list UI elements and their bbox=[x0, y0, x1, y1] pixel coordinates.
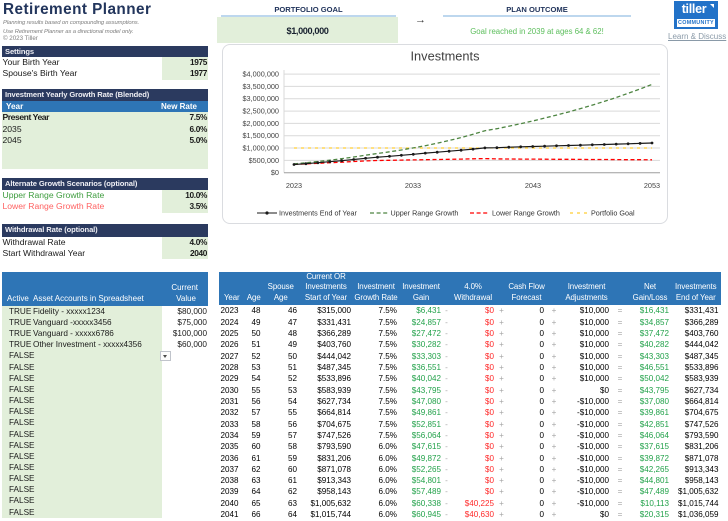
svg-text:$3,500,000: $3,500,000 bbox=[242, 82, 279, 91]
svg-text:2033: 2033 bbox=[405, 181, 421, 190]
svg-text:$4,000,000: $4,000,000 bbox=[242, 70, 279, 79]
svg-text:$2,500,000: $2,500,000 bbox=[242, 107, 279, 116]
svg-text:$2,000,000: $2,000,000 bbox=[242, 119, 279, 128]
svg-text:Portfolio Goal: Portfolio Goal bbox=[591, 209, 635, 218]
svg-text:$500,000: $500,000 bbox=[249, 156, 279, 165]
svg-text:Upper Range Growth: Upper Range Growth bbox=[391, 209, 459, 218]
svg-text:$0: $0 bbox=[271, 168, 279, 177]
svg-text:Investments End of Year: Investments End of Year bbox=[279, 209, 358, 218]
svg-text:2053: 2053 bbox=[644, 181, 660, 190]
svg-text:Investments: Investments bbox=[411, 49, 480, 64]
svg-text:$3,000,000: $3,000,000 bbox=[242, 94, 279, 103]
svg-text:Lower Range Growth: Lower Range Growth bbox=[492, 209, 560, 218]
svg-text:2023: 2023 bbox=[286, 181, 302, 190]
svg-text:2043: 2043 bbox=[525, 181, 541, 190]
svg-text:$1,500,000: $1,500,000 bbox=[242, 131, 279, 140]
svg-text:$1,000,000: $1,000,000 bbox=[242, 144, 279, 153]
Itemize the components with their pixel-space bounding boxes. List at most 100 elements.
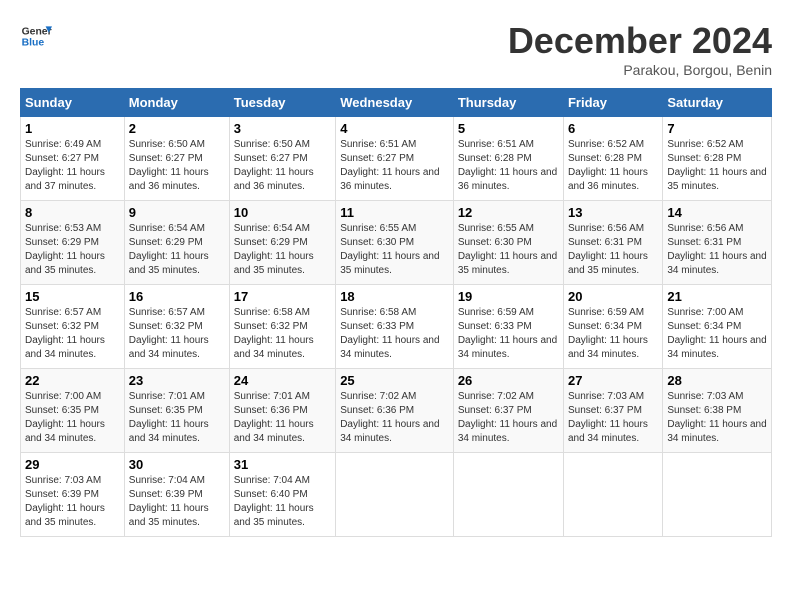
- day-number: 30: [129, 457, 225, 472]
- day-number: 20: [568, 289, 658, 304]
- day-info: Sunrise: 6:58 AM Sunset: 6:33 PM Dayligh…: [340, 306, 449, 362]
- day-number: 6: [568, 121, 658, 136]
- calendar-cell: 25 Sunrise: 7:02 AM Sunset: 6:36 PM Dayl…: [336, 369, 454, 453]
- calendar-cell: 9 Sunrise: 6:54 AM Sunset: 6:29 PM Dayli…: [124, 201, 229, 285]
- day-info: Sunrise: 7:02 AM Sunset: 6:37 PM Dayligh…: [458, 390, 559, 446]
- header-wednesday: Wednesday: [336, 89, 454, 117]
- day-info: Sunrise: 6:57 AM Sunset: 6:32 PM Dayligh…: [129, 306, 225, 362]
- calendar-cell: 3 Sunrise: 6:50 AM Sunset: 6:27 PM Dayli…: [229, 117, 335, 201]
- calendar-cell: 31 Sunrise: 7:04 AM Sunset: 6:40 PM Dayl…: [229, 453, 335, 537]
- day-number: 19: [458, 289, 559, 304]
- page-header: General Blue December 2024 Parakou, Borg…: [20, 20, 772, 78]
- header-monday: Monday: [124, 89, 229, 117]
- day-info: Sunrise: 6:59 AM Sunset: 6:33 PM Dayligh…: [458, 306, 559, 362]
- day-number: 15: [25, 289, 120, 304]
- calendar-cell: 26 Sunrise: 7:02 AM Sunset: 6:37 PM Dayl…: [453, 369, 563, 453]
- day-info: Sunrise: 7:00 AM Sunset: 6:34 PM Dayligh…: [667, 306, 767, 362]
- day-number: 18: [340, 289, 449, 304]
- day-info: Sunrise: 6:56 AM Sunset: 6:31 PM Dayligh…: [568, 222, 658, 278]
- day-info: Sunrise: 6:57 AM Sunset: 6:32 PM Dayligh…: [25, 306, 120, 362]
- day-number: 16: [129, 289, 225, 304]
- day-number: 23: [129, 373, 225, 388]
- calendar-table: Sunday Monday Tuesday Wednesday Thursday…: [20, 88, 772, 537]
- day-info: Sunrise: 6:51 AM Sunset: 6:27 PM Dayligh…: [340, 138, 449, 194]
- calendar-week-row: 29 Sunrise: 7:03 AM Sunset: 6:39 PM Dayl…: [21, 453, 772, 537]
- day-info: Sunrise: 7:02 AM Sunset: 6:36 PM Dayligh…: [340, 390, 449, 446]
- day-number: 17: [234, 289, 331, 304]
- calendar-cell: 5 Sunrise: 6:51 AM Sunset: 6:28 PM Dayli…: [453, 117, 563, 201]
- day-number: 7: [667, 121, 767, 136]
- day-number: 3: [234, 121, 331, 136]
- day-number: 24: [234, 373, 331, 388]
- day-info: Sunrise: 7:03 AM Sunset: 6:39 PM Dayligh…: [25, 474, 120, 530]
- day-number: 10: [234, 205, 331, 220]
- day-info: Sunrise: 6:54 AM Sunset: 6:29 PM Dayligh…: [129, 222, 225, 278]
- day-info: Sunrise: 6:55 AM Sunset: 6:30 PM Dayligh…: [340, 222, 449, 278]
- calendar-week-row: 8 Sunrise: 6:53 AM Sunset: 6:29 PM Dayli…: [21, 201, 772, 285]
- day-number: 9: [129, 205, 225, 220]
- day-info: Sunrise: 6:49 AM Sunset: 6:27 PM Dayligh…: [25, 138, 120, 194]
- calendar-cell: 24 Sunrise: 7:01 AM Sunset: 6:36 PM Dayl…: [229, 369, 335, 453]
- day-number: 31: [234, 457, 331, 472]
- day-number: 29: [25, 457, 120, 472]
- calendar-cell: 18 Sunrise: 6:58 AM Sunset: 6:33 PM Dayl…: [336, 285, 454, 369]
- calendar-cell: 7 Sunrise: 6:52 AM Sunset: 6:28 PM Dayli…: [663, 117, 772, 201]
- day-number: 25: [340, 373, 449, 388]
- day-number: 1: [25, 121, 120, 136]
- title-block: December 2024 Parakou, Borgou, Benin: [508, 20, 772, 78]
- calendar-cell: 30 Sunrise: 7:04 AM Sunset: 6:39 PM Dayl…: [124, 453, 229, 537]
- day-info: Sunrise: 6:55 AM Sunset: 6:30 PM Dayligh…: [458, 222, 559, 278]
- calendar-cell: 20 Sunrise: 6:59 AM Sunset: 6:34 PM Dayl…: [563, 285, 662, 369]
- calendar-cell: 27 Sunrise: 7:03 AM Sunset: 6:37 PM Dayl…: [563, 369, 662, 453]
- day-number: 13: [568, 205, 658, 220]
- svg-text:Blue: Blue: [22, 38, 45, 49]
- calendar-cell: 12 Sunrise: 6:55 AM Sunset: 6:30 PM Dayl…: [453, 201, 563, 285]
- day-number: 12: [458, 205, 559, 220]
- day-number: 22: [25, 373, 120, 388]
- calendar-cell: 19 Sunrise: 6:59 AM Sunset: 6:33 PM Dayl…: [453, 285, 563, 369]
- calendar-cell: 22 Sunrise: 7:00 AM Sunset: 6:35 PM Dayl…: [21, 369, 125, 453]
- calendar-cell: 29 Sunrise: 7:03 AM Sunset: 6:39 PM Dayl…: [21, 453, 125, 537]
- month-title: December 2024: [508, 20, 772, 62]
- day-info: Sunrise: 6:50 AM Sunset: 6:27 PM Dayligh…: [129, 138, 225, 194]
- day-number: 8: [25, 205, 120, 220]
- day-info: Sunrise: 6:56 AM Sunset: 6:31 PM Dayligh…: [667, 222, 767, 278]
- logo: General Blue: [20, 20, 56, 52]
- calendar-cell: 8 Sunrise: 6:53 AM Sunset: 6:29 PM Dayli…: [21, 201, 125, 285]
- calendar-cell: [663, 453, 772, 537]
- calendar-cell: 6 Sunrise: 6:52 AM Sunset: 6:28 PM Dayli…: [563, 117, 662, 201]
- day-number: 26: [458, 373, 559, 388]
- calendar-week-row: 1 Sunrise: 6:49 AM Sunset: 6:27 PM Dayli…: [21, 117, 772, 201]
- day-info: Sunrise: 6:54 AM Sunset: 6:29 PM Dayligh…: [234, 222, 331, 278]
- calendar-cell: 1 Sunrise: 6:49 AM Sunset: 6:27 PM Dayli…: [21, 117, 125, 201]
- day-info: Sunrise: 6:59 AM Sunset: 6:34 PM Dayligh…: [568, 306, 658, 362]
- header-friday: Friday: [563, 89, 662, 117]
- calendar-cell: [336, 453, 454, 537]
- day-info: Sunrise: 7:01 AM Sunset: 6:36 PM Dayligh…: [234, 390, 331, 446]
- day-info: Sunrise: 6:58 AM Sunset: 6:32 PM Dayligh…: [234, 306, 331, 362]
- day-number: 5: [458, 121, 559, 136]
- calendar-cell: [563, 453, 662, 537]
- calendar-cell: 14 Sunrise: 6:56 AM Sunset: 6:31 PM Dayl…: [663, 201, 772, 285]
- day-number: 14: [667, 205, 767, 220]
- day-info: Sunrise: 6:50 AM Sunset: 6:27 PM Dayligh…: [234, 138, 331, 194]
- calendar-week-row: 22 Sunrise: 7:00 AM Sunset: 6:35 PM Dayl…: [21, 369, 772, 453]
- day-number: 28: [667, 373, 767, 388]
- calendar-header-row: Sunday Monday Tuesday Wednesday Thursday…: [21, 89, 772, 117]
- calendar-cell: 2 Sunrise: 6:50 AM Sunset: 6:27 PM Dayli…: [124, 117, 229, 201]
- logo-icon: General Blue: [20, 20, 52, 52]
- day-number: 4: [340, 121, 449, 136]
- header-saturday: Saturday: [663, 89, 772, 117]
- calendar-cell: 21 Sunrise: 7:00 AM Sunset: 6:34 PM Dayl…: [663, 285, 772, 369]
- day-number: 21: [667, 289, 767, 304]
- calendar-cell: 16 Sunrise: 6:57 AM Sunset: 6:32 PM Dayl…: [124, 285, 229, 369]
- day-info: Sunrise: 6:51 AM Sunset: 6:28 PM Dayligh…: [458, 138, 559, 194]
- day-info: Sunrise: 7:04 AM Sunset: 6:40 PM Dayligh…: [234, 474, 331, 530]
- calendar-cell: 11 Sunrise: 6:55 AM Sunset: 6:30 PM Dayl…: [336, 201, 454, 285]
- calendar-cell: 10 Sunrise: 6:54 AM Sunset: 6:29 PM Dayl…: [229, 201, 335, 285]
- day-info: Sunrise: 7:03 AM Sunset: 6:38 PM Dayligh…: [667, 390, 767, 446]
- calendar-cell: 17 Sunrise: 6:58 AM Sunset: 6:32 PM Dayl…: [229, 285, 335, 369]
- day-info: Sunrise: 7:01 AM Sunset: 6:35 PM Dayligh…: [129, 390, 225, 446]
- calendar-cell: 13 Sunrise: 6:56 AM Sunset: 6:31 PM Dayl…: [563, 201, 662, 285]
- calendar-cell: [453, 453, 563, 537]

SET PROBLEM
Count the lines in the material above that contain the string "Range", treating uppercase and lowercase as different. Reply with the number alone.

SOLUTION TO THIS EXERCISE
2